* [DESCRIPTION OF THE TASK]:
Repeat the material verbatim and drop the pictures.

* [DATA SHOWN]:
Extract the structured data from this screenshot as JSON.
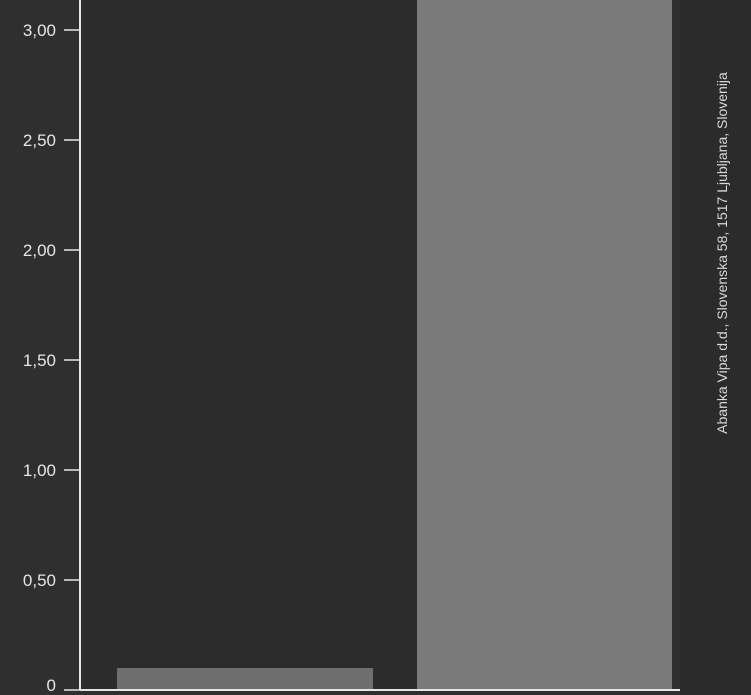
{
  "chart_data": {
    "type": "bar",
    "categories": [
      "",
      ""
    ],
    "values": [
      0.1,
      3.15
    ],
    "ylim": [
      0,
      3.15
    ],
    "yticks": [
      0,
      0.5,
      1.0,
      1.5,
      2.0,
      2.5,
      3.0
    ],
    "ytick_labels": [
      "0",
      "0,50",
      "1,00",
      "1,50",
      "2,00",
      "2,50",
      "3,00"
    ],
    "grid": false,
    "title": "",
    "xlabel": "",
    "ylabel": "",
    "colors": {
      "background": "#2f2f2f",
      "bar1": "#6e6e6e",
      "bar2": "#7a7a7a",
      "axis": "#e6e6e6"
    }
  },
  "credit": "Abanka Vipa d.d., Slovenska 58, 1517 Ljubljana, Slovenija"
}
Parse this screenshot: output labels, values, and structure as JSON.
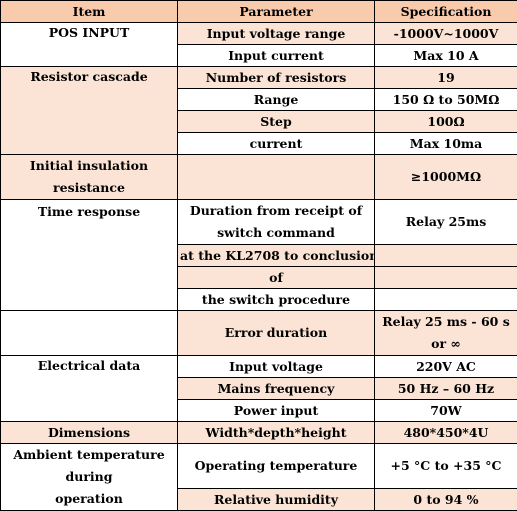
{
  "headers": {
    "item": "Item",
    "parameter": "Parameter",
    "specification": "Specification"
  },
  "rows": {
    "pos_input": "POS INPUT",
    "input_voltage_range": "Input voltage range",
    "input_voltage_range_spec": "-1000V~1000V",
    "input_current": "Input current",
    "input_current_spec": "Max 10 A",
    "resistor_cascade": "Resistor cascade",
    "number_of_resistors": "Number of resistors",
    "number_of_resistors_spec": "19",
    "range": "Range",
    "range_spec": "150 Ω to 50MΩ",
    "step": "Step",
    "step_spec": "100Ω",
    "current": "current",
    "current_spec": "Max 10ma",
    "initial_insulation_line1": "Initial insulation",
    "initial_insulation_line2": "resistance",
    "initial_insulation_spec": "≥1000MΩ",
    "time_response": "Time response",
    "duration_line1": "Duration from receipt of",
    "duration_line2": "switch command",
    "duration_line3": "at the KL2708 to conclusion",
    "duration_line4": "of",
    "duration_line5": "the switch procedure",
    "duration_spec": "Relay 25ms",
    "error_duration": "Error duration",
    "error_duration_spec_line1": "Relay 25 ms - 60 s",
    "error_duration_spec_line2": "or ∞",
    "electrical_data": "Electrical data",
    "input_voltage": "Input voltage",
    "input_voltage_spec": "220V AC",
    "mains_frequency": "Mains frequency",
    "mains_frequency_spec": "50 Hz – 60 Hz",
    "power_input": "Power input",
    "power_input_spec": "70W",
    "dimensions": "Dimensions",
    "dimensions_param": "Width*depth*height",
    "dimensions_spec": "480*450*4U",
    "ambient_line1": "Ambient temperature",
    "ambient_line2": "during",
    "ambient_line3": "operation",
    "operating_temperature": "Operating temperature",
    "operating_temperature_spec": "+5 °C to +35 °C",
    "relative_humidity": "Relative humidity",
    "relative_humidity_spec": "0 to 94 %"
  }
}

* [REPLY]:
Extract the structured data from this screenshot as JSON.
{
  "chart_data": {
    "type": "bar",
    "categories": [
      "",
      ""
    ],
    "values": [
      0.1,
      3.15
    ],
    "ylim": [
      0,
      3.15
    ],
    "yticks": [
      0,
      0.5,
      1.0,
      1.5,
      2.0,
      2.5,
      3.0
    ],
    "ytick_labels": [
      "0",
      "0,50",
      "1,00",
      "1,50",
      "2,00",
      "2,50",
      "3,00"
    ],
    "grid": false,
    "title": "",
    "xlabel": "",
    "ylabel": "",
    "colors": {
      "background": "#2f2f2f",
      "bar1": "#6e6e6e",
      "bar2": "#7a7a7a",
      "axis": "#e6e6e6"
    }
  },
  "credit": "Abanka Vipa d.d., Slovenska 58, 1517 Ljubljana, Slovenija"
}
Parse this screenshot: output labels, values, and structure as JSON.
{
  "headers": {
    "item": "Item",
    "parameter": "Parameter",
    "specification": "Specification"
  },
  "rows": {
    "pos_input": "POS INPUT",
    "input_voltage_range": "Input voltage range",
    "input_voltage_range_spec": "-1000V~1000V",
    "input_current": "Input current",
    "input_current_spec": "Max 10 A",
    "resistor_cascade": "Resistor cascade",
    "number_of_resistors": "Number of resistors",
    "number_of_resistors_spec": "19",
    "range": "Range",
    "range_spec": "150 Ω to 50MΩ",
    "step": "Step",
    "step_spec": "100Ω",
    "current": "current",
    "current_spec": "Max 10ma",
    "initial_insulation_line1": "Initial insulation",
    "initial_insulation_line2": "resistance",
    "initial_insulation_spec": "≥1000MΩ",
    "time_response": "Time response",
    "duration_line1": "Duration from receipt of",
    "duration_line2": "switch command",
    "duration_line3": "at the KL2708 to conclusion",
    "duration_line4": "of",
    "duration_line5": "the switch procedure",
    "duration_spec": "Relay 25ms",
    "error_duration": "Error duration",
    "error_duration_spec_line1": "Relay 25 ms - 60 s",
    "error_duration_spec_line2": "or ∞",
    "electrical_data": "Electrical data",
    "input_voltage": "Input voltage",
    "input_voltage_spec": "220V AC",
    "mains_frequency": "Mains frequency",
    "mains_frequency_spec": "50 Hz – 60 Hz",
    "power_input": "Power input",
    "power_input_spec": "70W",
    "dimensions": "Dimensions",
    "dimensions_param": "Width*depth*height",
    "dimensions_spec": "480*450*4U",
    "ambient_line1": "Ambient temperature",
    "ambient_line2": "during",
    "ambient_line3": "operation",
    "operating_temperature": "Operating temperature",
    "operating_temperature_spec": "+5 °C to +35 °C",
    "relative_humidity": "Relative humidity",
    "relative_humidity_spec": "0 to 94 %"
  }
}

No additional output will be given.